→ Data in this exercise:
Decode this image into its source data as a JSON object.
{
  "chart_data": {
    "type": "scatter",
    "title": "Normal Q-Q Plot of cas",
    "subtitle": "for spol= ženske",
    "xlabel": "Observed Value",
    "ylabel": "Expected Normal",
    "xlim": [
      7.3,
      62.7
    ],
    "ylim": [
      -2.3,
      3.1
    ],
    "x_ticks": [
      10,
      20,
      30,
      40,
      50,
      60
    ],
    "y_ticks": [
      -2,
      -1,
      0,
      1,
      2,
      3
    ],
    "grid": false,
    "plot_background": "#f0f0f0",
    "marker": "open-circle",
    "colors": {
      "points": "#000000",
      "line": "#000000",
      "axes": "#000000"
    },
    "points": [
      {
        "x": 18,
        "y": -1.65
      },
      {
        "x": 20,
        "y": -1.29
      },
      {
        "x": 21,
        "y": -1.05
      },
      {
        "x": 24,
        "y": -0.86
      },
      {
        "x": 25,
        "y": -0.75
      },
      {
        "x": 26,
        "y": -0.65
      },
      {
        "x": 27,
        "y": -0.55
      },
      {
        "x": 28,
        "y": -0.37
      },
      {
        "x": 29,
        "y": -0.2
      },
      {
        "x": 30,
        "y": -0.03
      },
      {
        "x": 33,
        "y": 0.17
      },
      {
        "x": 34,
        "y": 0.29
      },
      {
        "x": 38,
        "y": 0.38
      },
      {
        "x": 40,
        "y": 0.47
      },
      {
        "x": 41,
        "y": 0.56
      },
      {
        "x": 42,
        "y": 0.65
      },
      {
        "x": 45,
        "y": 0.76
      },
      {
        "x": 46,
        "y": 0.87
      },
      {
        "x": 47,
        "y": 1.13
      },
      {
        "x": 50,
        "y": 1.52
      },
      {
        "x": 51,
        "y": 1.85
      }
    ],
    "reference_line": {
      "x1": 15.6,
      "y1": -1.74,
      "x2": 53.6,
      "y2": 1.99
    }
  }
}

→ Given request: Return all of the above records exactly, leaving no line out.

→ Result of the task:
Decode this image into its source data as a JSON object.
{
  "chart_data": {
    "type": "scatter",
    "title": "Normal Q-Q Plot of cas",
    "subtitle": "for spol= ženske",
    "xlabel": "Observed Value",
    "ylabel": "Expected Normal",
    "xlim": [
      7.3,
      62.7
    ],
    "ylim": [
      -2.3,
      3.1
    ],
    "x_ticks": [
      10,
      20,
      30,
      40,
      50,
      60
    ],
    "y_ticks": [
      -2,
      -1,
      0,
      1,
      2,
      3
    ],
    "grid": false,
    "plot_background": "#f0f0f0",
    "marker": "open-circle",
    "colors": {
      "points": "#000000",
      "line": "#000000",
      "axes": "#000000"
    },
    "points": [
      {
        "x": 18,
        "y": -1.65
      },
      {
        "x": 20,
        "y": -1.29
      },
      {
        "x": 21,
        "y": -1.05
      },
      {
        "x": 24,
        "y": -0.86
      },
      {
        "x": 25,
        "y": -0.75
      },
      {
        "x": 26,
        "y": -0.65
      },
      {
        "x": 27,
        "y": -0.55
      },
      {
        "x": 28,
        "y": -0.37
      },
      {
        "x": 29,
        "y": -0.2
      },
      {
        "x": 30,
        "y": -0.03
      },
      {
        "x": 33,
        "y": 0.17
      },
      {
        "x": 34,
        "y": 0.29
      },
      {
        "x": 38,
        "y": 0.38
      },
      {
        "x": 40,
        "y": 0.47
      },
      {
        "x": 41,
        "y": 0.56
      },
      {
        "x": 42,
        "y": 0.65
      },
      {
        "x": 45,
        "y": 0.76
      },
      {
        "x": 46,
        "y": 0.87
      },
      {
        "x": 47,
        "y": 1.13
      },
      {
        "x": 50,
        "y": 1.52
      },
      {
        "x": 51,
        "y": 1.85
      }
    ],
    "reference_line": {
      "x1": 15.6,
      "y1": -1.74,
      "x2": 53.6,
      "y2": 1.99
    }
  }
}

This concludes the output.